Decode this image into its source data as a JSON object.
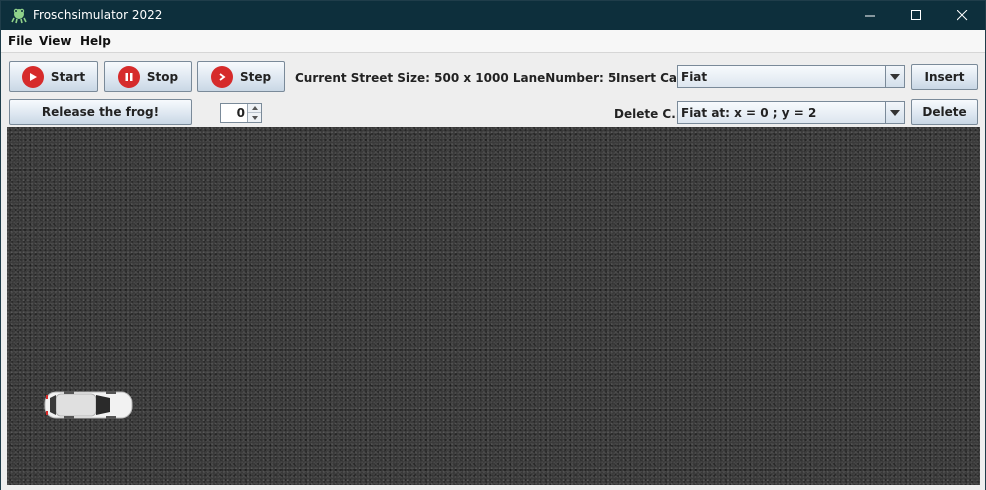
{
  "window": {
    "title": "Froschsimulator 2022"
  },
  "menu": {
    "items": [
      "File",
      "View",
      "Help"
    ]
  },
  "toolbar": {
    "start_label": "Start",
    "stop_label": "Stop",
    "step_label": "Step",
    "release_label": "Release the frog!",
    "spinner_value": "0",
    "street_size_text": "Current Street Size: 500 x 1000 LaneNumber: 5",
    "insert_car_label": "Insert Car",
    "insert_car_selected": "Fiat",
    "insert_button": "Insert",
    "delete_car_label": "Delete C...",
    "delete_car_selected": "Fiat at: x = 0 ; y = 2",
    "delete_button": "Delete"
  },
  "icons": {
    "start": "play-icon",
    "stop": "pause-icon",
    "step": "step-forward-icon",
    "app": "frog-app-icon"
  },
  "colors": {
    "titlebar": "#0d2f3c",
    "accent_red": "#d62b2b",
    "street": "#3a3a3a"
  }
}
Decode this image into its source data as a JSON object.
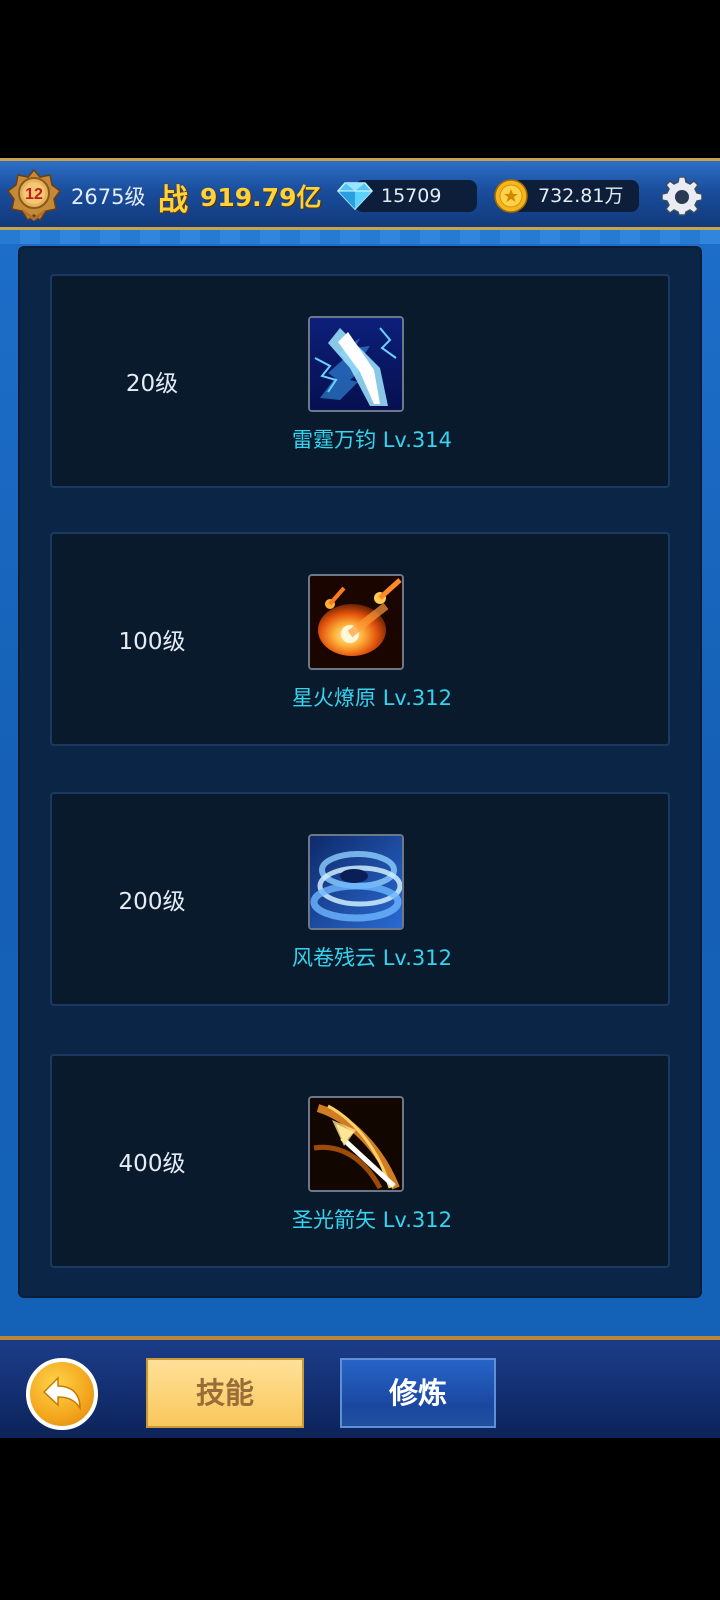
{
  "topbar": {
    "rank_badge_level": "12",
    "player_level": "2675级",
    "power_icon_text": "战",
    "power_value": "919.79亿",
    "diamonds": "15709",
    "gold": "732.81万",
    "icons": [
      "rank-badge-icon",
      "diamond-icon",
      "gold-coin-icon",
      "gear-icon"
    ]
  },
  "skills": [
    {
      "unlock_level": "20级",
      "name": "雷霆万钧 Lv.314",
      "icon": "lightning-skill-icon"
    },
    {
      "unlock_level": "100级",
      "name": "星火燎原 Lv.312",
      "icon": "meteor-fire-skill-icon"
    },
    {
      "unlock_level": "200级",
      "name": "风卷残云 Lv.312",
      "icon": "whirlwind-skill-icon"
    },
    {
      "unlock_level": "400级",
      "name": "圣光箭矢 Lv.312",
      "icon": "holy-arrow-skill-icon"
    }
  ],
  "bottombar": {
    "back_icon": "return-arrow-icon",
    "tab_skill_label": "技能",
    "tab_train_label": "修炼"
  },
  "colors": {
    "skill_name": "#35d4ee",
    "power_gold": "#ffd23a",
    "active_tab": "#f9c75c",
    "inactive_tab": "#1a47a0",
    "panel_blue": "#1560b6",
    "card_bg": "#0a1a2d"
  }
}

|---|

▸ Exercise details:
Find every line that has "frog" in it, then return those lines.

▸ Response to this task:
    "release_label": "Release the frog!",
    "app": "frog-app-icon"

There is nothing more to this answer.